__YOUR OBJECTIVE__. Write out every line of the data below exactly as given.

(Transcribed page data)
= Beginning of Section =
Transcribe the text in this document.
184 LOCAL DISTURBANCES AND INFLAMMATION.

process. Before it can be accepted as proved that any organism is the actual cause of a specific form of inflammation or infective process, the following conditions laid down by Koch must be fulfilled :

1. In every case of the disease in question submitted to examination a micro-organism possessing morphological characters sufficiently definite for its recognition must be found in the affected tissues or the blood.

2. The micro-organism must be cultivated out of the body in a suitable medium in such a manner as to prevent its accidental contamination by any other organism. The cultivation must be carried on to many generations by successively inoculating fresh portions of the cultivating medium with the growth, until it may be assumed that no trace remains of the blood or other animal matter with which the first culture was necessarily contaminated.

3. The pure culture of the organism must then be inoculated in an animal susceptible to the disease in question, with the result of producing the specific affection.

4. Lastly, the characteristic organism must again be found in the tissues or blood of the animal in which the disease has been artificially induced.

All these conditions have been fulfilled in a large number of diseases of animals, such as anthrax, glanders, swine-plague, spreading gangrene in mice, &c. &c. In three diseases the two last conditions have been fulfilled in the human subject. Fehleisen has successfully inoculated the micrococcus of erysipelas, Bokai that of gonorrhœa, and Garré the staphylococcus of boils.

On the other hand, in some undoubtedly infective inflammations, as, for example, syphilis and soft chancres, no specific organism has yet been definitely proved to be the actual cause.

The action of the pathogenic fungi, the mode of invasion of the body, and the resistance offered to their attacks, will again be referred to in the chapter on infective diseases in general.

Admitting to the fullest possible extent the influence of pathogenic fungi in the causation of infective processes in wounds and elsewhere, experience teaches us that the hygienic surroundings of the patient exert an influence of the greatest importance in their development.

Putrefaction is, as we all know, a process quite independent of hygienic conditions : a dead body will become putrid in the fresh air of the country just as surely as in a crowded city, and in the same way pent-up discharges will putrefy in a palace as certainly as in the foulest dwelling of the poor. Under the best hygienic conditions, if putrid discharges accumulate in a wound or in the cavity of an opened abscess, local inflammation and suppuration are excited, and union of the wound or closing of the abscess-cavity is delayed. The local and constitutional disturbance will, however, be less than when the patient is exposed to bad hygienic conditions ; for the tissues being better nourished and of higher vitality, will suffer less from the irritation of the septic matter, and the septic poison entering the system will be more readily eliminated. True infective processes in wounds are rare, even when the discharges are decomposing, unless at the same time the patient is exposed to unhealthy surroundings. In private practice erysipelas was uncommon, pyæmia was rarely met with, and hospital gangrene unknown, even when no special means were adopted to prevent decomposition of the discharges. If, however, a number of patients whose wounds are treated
= End of Section =
__RESPONSE TO THE TASK__.
Transcribe the text in this document.
184 LOCAL DISTURBANCES AND INFLAMMATION.

process. Before it can be accepted as proved that any organism is the actual cause of a specific form of inflammation or infective process, the following conditions laid down by Koch must be fulfilled :

1. In every case of the disease in question submitted to examination a micro-organism possessing morphological characters sufficiently definite for its recognition must be found in the affected tissues or the blood.

2. The micro-organism must be cultivated out of the body in a suitable medium in such a manner as to prevent its accidental contamination by any other organism. The cultivation must be carried on to many generations by successively inoculating fresh portions of the cultivating medium with the growth, until it may be assumed that no trace remains of the blood or other animal matter with which the first culture was necessarily contaminated.

3. The pure culture of the organism must then be inoculated in an animal susceptible to the disease in question, with the result of producing the specific affection.

4. Lastly, the characteristic organism must again be found in the tissues or blood of the animal in which the disease has been artificially induced.

All these conditions have been fulfilled in a large number of diseases of animals, such as anthrax, glanders, swine-plague, spreading gangrene in mice, &c. &c. In three diseases the two last conditions have been fulfilled in the human subject. Fehleisen has successfully inoculated the micrococcus of erysipelas, Bokai that of gonorrhœa, and Garré the staphylococcus of boils.

On the other hand, in some undoubtedly infective inflammations, as, for example, syphilis and soft chancres, no specific organism has yet been definitely proved to be the actual cause.

The action of the pathogenic fungi, the mode of invasion of the body, and the resistance offered to their attacks, will again be referred to in the chapter on infective diseases in general.

Admitting to the fullest possible extent the influence of pathogenic fungi in the causation of infective processes in wounds and elsewhere, experience teaches us that the hygienic surroundings of the patient exert an influence of the greatest importance in their development.

Putrefaction is, as we all know, a process quite independent of hygienic conditions : a dead body will become putrid in the fresh air of the country just as surely as in a crowded city, and in the same way pent-up discharges will putrefy in a palace as certainly as in the foulest dwelling of the poor. Under the best hygienic conditions, if putrid discharges accumulate in a wound or in the cavity of an opened abscess, local inflammation and suppuration are excited, and union of the wound or closing of the abscess-cavity is delayed. The local and constitutional disturbance will, however, be less than when the patient is exposed to bad hygienic conditions ; for the tissues being better nourished and of higher vitality, will suffer less from the irritation of the septic matter, and the septic poison entering the system will be more readily eliminated. True infective processes in wounds are rare, even when the discharges are decomposing, unless at the same time the patient is exposed to unhealthy surroundings. In private practice erysipelas was uncommon, pyæmia was rarely met with, and hospital gangrene unknown, even when no special means were adopted to prevent decomposition of the discharges. If, however, a number of patients whose wounds are treated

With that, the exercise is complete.